[Task to complete] From the entries below, gather each line containing the word "phone".

+++ Data records

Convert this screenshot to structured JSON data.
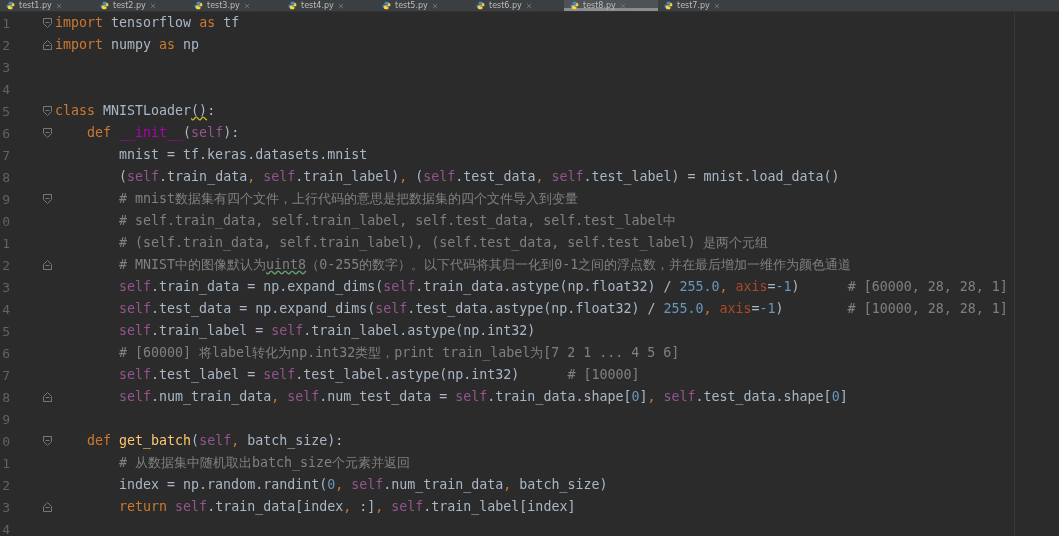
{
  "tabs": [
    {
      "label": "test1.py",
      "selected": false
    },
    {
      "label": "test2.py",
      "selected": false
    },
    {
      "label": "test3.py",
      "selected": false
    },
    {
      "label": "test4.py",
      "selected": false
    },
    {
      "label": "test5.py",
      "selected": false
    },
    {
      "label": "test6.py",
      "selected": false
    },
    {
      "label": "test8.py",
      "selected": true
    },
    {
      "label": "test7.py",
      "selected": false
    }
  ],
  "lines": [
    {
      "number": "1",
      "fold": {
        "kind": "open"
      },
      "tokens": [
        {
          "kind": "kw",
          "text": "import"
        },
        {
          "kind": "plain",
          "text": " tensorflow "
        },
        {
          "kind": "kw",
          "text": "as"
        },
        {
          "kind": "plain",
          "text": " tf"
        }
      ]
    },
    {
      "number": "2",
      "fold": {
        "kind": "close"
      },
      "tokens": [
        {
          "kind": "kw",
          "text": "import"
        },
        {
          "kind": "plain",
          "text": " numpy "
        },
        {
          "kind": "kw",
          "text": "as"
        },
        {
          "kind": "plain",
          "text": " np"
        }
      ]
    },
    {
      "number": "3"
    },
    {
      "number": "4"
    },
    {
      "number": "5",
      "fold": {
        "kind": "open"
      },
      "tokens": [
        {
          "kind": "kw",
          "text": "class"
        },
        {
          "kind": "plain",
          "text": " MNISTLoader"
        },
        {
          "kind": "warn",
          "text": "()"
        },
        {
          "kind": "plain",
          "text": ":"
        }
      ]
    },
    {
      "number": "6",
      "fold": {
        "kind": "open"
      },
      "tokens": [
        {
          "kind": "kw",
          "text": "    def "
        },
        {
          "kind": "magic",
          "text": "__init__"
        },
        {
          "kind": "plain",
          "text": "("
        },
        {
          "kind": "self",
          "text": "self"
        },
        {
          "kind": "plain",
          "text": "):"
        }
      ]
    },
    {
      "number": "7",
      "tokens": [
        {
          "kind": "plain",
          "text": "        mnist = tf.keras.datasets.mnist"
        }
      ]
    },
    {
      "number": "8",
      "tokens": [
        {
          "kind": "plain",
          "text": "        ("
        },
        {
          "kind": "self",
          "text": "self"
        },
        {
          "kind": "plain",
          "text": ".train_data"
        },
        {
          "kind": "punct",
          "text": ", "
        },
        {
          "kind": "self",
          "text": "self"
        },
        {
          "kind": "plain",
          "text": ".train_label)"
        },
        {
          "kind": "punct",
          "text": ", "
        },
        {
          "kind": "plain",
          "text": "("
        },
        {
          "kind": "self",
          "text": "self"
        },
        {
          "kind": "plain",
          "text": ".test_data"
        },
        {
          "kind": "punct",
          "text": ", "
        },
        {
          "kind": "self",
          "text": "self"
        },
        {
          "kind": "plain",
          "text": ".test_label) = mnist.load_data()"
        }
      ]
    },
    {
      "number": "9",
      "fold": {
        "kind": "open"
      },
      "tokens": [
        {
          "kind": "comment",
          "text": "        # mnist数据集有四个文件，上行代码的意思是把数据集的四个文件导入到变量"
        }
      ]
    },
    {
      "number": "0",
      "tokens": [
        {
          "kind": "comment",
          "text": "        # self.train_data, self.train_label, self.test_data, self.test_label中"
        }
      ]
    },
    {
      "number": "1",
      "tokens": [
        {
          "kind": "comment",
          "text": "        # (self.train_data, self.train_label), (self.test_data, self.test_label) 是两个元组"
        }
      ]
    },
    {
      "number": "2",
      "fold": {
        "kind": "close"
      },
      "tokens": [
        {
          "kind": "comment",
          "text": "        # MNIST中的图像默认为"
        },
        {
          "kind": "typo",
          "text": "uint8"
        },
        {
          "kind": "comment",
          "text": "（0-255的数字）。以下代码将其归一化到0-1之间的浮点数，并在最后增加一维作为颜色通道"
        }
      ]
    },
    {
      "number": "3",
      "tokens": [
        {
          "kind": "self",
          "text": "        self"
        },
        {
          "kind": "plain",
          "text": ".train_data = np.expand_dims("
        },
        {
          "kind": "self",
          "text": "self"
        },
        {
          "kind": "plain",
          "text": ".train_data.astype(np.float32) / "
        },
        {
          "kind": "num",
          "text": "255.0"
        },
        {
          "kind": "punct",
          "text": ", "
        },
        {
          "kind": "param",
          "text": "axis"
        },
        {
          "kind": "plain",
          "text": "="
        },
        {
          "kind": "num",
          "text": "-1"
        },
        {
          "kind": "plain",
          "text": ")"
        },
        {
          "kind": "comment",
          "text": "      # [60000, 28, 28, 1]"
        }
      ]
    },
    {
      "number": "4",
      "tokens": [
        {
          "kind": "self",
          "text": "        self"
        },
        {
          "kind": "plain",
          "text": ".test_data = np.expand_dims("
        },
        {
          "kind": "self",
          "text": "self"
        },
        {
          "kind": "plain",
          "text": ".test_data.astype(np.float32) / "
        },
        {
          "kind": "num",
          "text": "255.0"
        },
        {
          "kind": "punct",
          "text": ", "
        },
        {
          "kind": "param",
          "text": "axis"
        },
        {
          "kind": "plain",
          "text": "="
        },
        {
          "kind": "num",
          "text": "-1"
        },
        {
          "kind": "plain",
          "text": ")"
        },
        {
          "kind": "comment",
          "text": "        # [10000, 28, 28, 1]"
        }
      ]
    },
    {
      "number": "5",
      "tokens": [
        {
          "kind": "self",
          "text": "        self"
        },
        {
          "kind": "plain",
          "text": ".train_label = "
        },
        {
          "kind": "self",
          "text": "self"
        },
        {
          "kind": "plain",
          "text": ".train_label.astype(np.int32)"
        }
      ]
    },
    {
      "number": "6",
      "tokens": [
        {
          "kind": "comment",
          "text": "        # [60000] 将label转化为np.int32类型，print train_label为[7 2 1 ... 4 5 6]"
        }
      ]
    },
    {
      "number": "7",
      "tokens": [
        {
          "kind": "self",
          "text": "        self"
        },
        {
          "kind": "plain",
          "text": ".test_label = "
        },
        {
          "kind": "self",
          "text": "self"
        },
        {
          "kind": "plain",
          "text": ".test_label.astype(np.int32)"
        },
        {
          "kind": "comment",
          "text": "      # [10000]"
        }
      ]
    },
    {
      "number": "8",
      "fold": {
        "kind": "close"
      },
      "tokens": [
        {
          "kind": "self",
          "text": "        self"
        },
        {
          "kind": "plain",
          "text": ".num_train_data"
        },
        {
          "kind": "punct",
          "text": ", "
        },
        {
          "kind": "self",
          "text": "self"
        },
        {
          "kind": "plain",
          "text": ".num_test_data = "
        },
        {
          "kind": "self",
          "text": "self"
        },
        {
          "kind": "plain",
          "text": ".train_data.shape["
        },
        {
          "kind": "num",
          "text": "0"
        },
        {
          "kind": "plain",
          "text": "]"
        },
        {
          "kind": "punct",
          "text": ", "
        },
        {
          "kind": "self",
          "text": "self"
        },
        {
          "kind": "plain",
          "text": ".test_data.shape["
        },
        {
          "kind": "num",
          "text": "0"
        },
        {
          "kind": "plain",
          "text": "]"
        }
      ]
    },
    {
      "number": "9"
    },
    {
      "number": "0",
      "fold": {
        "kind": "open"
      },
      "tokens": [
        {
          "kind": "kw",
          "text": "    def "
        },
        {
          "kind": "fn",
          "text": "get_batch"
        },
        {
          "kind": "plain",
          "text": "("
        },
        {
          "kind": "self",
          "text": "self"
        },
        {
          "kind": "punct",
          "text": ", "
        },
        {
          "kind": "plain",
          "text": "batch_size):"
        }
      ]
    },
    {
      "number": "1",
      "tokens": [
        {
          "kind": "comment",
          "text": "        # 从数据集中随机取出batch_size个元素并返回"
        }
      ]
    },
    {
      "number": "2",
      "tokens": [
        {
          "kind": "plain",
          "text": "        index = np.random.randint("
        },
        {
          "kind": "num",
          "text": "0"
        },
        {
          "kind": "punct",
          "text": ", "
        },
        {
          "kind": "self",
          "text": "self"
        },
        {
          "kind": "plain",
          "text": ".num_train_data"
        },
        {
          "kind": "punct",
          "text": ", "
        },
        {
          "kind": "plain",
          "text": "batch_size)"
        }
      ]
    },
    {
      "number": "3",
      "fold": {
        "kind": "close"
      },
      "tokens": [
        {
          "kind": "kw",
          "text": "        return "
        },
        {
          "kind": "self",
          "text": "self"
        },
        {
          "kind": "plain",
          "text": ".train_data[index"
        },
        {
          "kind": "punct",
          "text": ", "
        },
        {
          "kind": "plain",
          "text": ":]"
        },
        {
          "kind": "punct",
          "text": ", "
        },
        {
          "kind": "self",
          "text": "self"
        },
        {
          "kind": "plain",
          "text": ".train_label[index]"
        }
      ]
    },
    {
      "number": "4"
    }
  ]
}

++++++
+++ Data records

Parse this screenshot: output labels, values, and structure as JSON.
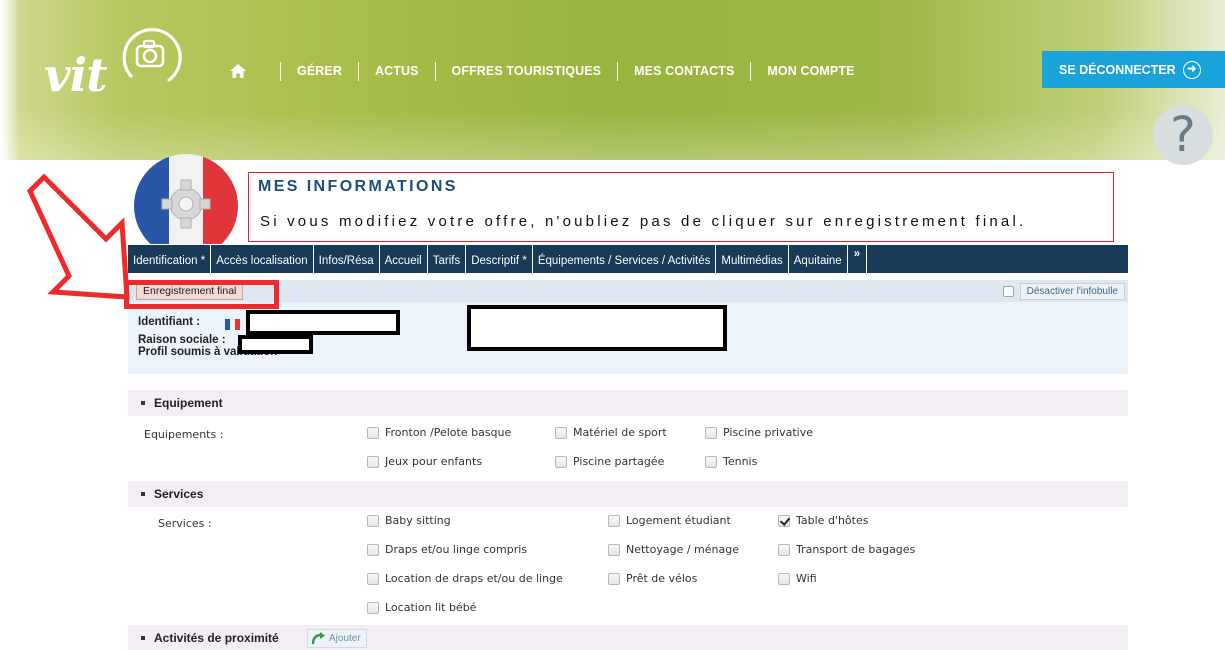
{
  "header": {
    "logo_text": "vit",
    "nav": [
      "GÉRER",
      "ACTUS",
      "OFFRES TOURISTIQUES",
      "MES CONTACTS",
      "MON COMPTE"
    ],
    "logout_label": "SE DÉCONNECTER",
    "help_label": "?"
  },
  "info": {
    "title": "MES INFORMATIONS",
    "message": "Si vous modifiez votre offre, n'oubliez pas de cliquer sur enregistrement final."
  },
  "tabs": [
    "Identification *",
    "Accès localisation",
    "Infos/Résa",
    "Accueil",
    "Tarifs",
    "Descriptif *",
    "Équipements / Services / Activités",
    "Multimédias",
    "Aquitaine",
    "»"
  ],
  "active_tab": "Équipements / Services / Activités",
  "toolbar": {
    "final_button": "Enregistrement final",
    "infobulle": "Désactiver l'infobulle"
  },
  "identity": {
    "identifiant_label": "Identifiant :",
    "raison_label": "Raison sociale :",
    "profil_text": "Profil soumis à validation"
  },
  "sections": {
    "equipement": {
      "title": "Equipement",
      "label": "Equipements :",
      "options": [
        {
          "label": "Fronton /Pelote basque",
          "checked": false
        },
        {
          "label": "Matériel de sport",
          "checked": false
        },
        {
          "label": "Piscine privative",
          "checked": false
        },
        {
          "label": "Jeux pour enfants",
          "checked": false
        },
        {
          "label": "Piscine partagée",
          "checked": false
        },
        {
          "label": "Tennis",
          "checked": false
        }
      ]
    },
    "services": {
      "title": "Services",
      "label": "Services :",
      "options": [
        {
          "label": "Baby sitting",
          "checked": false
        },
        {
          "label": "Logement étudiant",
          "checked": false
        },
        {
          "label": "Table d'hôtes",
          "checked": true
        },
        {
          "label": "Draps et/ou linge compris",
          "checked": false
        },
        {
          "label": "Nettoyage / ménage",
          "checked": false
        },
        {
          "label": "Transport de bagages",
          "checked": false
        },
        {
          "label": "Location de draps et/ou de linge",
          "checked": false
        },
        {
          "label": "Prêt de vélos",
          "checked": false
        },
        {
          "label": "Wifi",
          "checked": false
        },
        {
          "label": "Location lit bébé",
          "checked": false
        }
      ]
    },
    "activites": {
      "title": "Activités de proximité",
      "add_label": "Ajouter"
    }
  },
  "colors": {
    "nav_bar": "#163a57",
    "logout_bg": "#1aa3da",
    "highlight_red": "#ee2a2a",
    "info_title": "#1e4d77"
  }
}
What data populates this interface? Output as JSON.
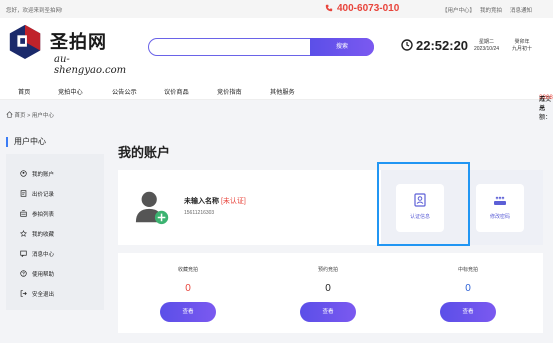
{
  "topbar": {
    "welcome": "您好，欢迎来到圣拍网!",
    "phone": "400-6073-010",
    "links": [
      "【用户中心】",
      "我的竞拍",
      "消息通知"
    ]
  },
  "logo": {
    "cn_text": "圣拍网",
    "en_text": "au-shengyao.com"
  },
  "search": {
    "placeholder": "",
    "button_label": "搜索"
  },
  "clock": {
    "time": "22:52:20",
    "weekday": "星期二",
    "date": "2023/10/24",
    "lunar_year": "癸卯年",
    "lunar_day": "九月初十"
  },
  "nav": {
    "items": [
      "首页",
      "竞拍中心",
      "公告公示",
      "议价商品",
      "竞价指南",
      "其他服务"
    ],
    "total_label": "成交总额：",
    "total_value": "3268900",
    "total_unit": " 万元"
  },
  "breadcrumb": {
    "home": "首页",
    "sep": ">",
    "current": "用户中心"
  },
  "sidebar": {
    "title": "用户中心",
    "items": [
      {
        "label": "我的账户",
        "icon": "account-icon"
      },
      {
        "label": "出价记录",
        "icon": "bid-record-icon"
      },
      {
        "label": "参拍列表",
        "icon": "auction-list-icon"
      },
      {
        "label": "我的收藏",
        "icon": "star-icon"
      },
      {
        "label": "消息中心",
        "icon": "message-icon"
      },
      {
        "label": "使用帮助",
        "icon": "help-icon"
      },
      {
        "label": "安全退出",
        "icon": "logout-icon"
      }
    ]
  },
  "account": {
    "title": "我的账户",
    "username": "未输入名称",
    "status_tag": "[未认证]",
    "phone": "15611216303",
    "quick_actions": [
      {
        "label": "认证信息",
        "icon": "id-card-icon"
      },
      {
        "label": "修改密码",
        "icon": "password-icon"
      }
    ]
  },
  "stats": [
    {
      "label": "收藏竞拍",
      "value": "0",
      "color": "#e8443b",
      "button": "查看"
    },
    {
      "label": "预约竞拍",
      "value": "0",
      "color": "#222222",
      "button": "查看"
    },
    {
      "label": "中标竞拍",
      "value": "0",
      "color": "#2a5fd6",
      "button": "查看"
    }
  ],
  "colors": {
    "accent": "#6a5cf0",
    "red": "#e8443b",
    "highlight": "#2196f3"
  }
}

++++++

[Response to the task]
    "phone": "400-6073-010",
    "phone": "15611216303",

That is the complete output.